- _Problem statement_
Drop every picture and give the entries back exactly.

-- START OF Extracted information --

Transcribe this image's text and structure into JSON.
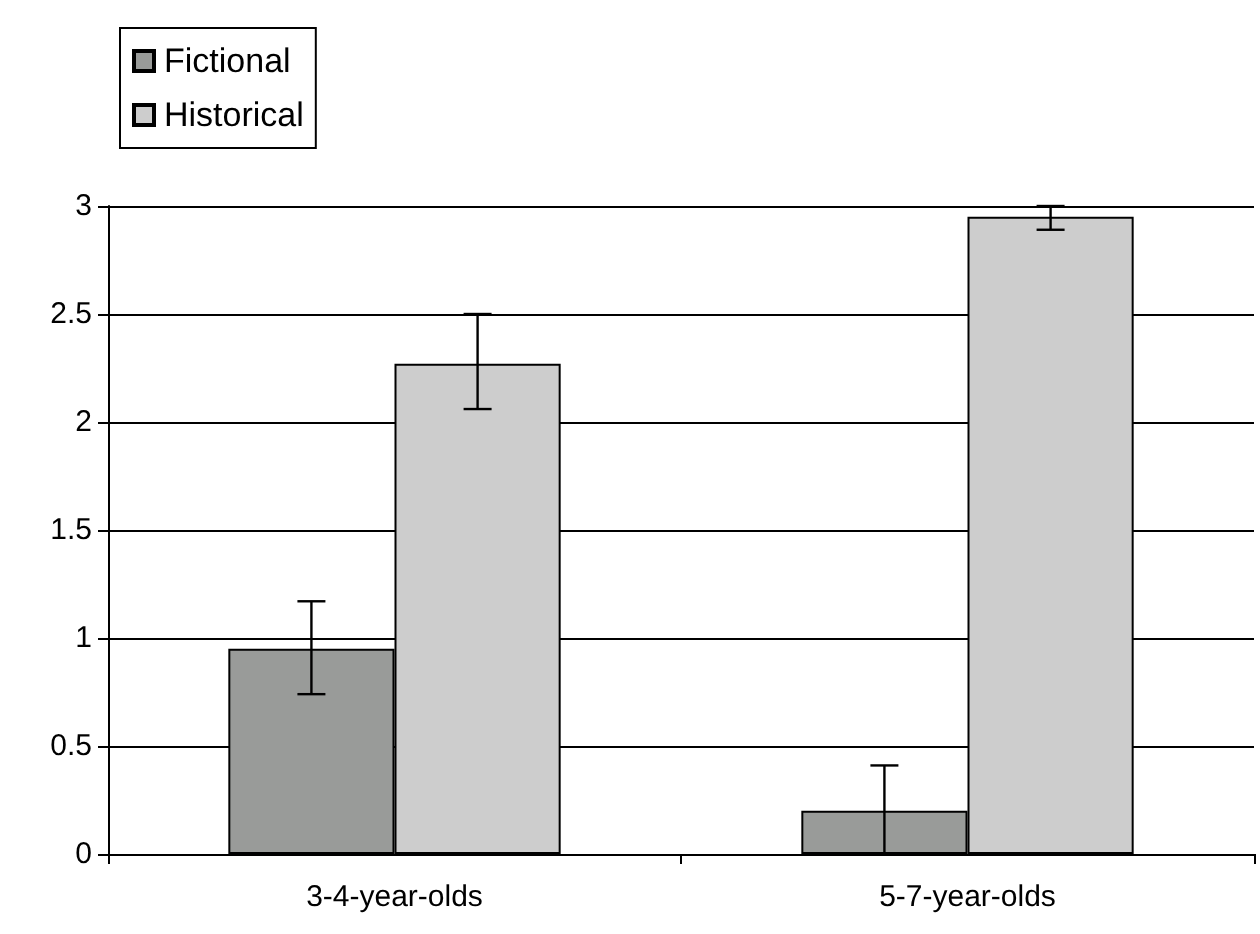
{
  "chart_data": {
    "type": "bar",
    "categories": [
      "3-4-year-olds",
      "5-7-year-olds"
    ],
    "series": [
      {
        "name": "Fictional",
        "color": "#999b99",
        "values": [
          0.95,
          0.2
        ],
        "errors": [
          [
            0.74,
            1.17
          ],
          [
            0,
            0.41
          ]
        ]
      },
      {
        "name": "Historical",
        "color": "#cdcdcd",
        "values": [
          2.27,
          2.95
        ],
        "errors": [
          [
            2.06,
            2.5
          ],
          [
            2.89,
            3.0
          ]
        ]
      }
    ],
    "ylim": [
      0,
      3
    ],
    "yticks": [
      0,
      0.5,
      1,
      1.5,
      2,
      2.5,
      3
    ],
    "grid": "y",
    "legend": "top left"
  }
}
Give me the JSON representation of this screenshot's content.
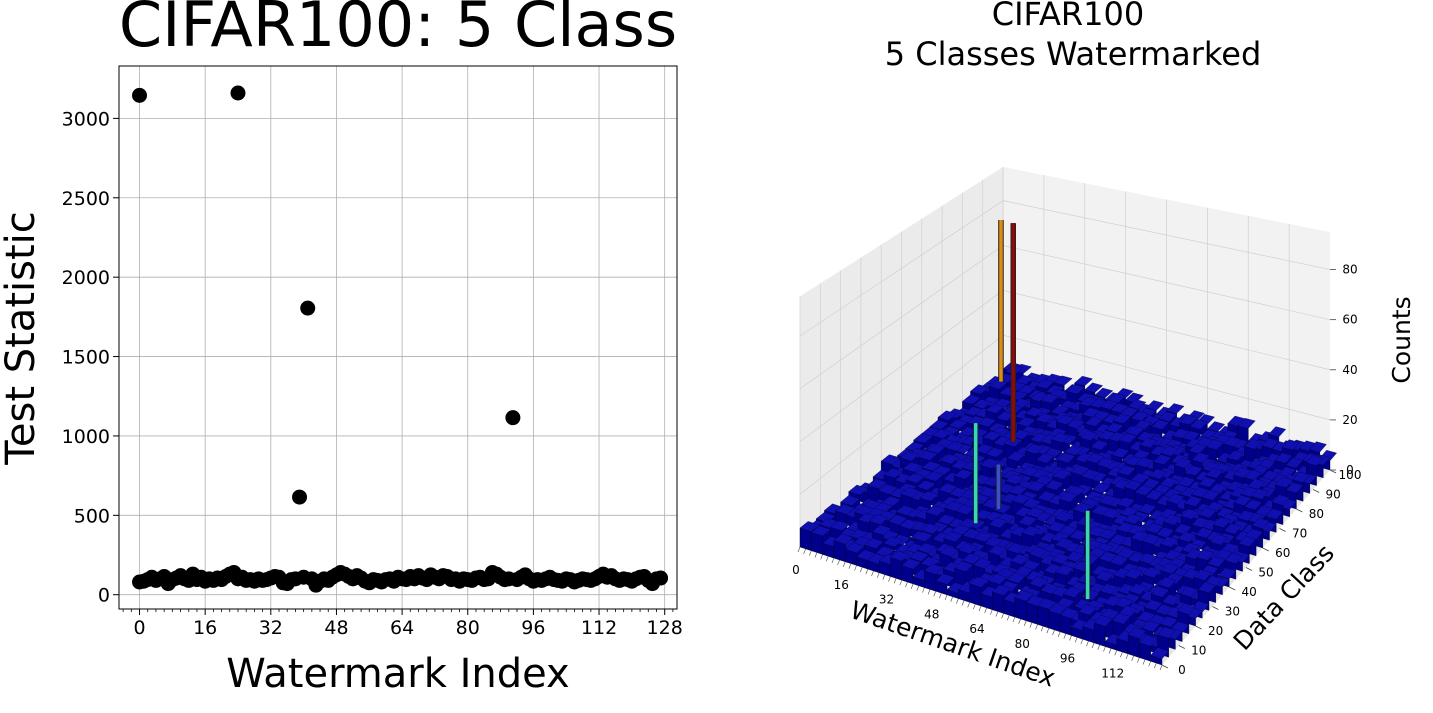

-- END OF Extracted information --

- _Exercise solution_
Transcribe this image's text and structure into JSON.
{
  "chart_data": {
    "type": "bar",
    "categories": [
      "3-4-year-olds",
      "5-7-year-olds"
    ],
    "series": [
      {
        "name": "Fictional",
        "color": "#999b99",
        "values": [
          0.95,
          0.2
        ],
        "errors": [
          [
            0.74,
            1.17
          ],
          [
            0,
            0.41
          ]
        ]
      },
      {
        "name": "Historical",
        "color": "#cdcdcd",
        "values": [
          2.27,
          2.95
        ],
        "errors": [
          [
            2.06,
            2.5
          ],
          [
            2.89,
            3.0
          ]
        ]
      }
    ],
    "ylim": [
      0,
      3
    ],
    "yticks": [
      0,
      0.5,
      1,
      1.5,
      2,
      2.5,
      3
    ],
    "grid": "y",
    "legend": "top left"
  }
}
Give me the JSON representation of this screenshot's content.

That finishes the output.